Task brief: Write out every entry exactly as it stands.
┌──
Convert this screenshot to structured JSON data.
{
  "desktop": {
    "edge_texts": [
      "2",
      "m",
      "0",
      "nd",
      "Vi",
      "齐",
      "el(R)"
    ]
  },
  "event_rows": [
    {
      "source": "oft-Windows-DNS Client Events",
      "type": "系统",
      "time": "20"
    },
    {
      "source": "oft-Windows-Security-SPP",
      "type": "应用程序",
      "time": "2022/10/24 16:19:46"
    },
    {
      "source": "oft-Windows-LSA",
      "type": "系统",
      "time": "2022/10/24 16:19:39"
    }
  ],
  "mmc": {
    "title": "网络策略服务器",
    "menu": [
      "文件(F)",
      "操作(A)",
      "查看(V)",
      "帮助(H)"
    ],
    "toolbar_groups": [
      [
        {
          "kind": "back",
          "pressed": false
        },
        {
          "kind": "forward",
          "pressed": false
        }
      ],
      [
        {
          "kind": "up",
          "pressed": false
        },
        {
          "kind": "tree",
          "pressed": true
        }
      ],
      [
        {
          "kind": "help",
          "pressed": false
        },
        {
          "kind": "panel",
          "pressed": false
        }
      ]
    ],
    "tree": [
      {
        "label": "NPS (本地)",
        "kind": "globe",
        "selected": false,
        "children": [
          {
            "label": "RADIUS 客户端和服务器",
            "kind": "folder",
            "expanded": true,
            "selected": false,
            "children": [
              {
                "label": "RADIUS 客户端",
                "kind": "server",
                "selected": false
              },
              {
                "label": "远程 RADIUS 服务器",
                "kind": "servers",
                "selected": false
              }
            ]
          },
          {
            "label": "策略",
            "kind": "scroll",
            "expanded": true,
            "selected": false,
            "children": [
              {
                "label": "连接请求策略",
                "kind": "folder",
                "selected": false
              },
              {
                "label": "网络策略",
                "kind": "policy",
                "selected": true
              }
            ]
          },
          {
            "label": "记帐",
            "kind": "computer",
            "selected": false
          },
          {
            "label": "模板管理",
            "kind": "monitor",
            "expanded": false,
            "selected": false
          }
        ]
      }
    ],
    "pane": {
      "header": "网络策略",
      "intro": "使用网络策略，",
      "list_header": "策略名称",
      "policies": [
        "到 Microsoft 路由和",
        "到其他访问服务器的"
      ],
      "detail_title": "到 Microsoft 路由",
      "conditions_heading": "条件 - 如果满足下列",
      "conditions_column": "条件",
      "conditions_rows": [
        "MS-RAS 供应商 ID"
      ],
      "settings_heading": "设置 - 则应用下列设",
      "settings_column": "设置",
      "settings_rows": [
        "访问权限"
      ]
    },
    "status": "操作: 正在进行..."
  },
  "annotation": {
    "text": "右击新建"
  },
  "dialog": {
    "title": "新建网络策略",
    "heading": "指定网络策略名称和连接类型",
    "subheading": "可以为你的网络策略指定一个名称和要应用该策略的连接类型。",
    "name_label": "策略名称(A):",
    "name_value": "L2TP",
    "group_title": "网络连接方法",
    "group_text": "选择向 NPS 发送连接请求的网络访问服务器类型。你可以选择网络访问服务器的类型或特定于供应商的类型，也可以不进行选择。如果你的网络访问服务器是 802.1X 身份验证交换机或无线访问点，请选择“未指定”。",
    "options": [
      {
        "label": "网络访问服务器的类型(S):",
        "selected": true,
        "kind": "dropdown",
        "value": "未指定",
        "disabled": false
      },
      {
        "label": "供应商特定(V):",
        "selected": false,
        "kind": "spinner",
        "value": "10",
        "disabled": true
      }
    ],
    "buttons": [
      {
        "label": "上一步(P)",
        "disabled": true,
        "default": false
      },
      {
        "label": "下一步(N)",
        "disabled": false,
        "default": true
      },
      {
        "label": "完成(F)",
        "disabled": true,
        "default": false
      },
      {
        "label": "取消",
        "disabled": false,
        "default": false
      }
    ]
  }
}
└──
Output for this task:
Convert this screenshot to structured JSON data.
{
  "desktop": {
    "edge_texts": [
      "2",
      "m",
      "0",
      "nd",
      "Vi",
      "齐",
      "el(R)"
    ]
  },
  "event_rows": [
    {
      "source": "oft-Windows-DNS Client Events",
      "type": "系统",
      "time": "20"
    },
    {
      "source": "oft-Windows-Security-SPP",
      "type": "应用程序",
      "time": "2022/10/24 16:19:46"
    },
    {
      "source": "oft-Windows-LSA",
      "type": "系统",
      "time": "2022/10/24 16:19:39"
    }
  ],
  "mmc": {
    "title": "网络策略服务器",
    "menu": [
      "文件(F)",
      "操作(A)",
      "查看(V)",
      "帮助(H)"
    ],
    "toolbar_groups": [
      [
        {
          "kind": "back",
          "pressed": false
        },
        {
          "kind": "forward",
          "pressed": false
        }
      ],
      [
        {
          "kind": "up",
          "pressed": false
        },
        {
          "kind": "tree",
          "pressed": true
        }
      ],
      [
        {
          "kind": "help",
          "pressed": false
        },
        {
          "kind": "panel",
          "pressed": false
        }
      ]
    ],
    "tree": [
      {
        "label": "NPS (本地)",
        "kind": "globe",
        "selected": false,
        "children": [
          {
            "label": "RADIUS 客户端和服务器",
            "kind": "folder",
            "expanded": true,
            "selected": false,
            "children": [
              {
                "label": "RADIUS 客户端",
                "kind": "server",
                "selected": false
              },
              {
                "label": "远程 RADIUS 服务器",
                "kind": "servers",
                "selected": false
              }
            ]
          },
          {
            "label": "策略",
            "kind": "scroll",
            "expanded": true,
            "selected": false,
            "children": [
              {
                "label": "连接请求策略",
                "kind": "folder",
                "selected": false
              },
              {
                "label": "网络策略",
                "kind": "policy",
                "selected": true
              }
            ]
          },
          {
            "label": "记帐",
            "kind": "computer",
            "selected": false
          },
          {
            "label": "模板管理",
            "kind": "monitor",
            "expanded": false,
            "selected": false
          }
        ]
      }
    ],
    "pane": {
      "header": "网络策略",
      "intro": "使用网络策略，",
      "list_header": "策略名称",
      "policies": [
        "到 Microsoft 路由和",
        "到其他访问服务器的"
      ],
      "detail_title": "到 Microsoft 路由",
      "conditions_heading": "条件 - 如果满足下列",
      "conditions_column": "条件",
      "conditions_rows": [
        "MS-RAS 供应商 ID"
      ],
      "settings_heading": "设置 - 则应用下列设",
      "settings_column": "设置",
      "settings_rows": [
        "访问权限"
      ]
    },
    "status": "操作: 正在进行..."
  },
  "annotation": {
    "text": "右击新建"
  },
  "dialog": {
    "title": "新建网络策略",
    "heading": "指定网络策略名称和连接类型",
    "subheading": "可以为你的网络策略指定一个名称和要应用该策略的连接类型。",
    "name_label": "策略名称(A):",
    "name_value": "L2TP",
    "group_title": "网络连接方法",
    "group_text": "选择向 NPS 发送连接请求的网络访问服务器类型。你可以选择网络访问服务器的类型或特定于供应商的类型，也可以不进行选择。如果你的网络访问服务器是 802.1X 身份验证交换机或无线访问点，请选择“未指定”。",
    "options": [
      {
        "label": "网络访问服务器的类型(S):",
        "selected": true,
        "kind": "dropdown",
        "value": "未指定",
        "disabled": false
      },
      {
        "label": "供应商特定(V):",
        "selected": false,
        "kind": "spinner",
        "value": "10",
        "disabled": true
      }
    ],
    "buttons": [
      {
        "label": "上一步(P)",
        "disabled": true,
        "default": false
      },
      {
        "label": "下一步(N)",
        "disabled": false,
        "default": true
      },
      {
        "label": "完成(F)",
        "disabled": true,
        "default": false
      },
      {
        "label": "取消",
        "disabled": false,
        "default": false
      }
    ]
  }
}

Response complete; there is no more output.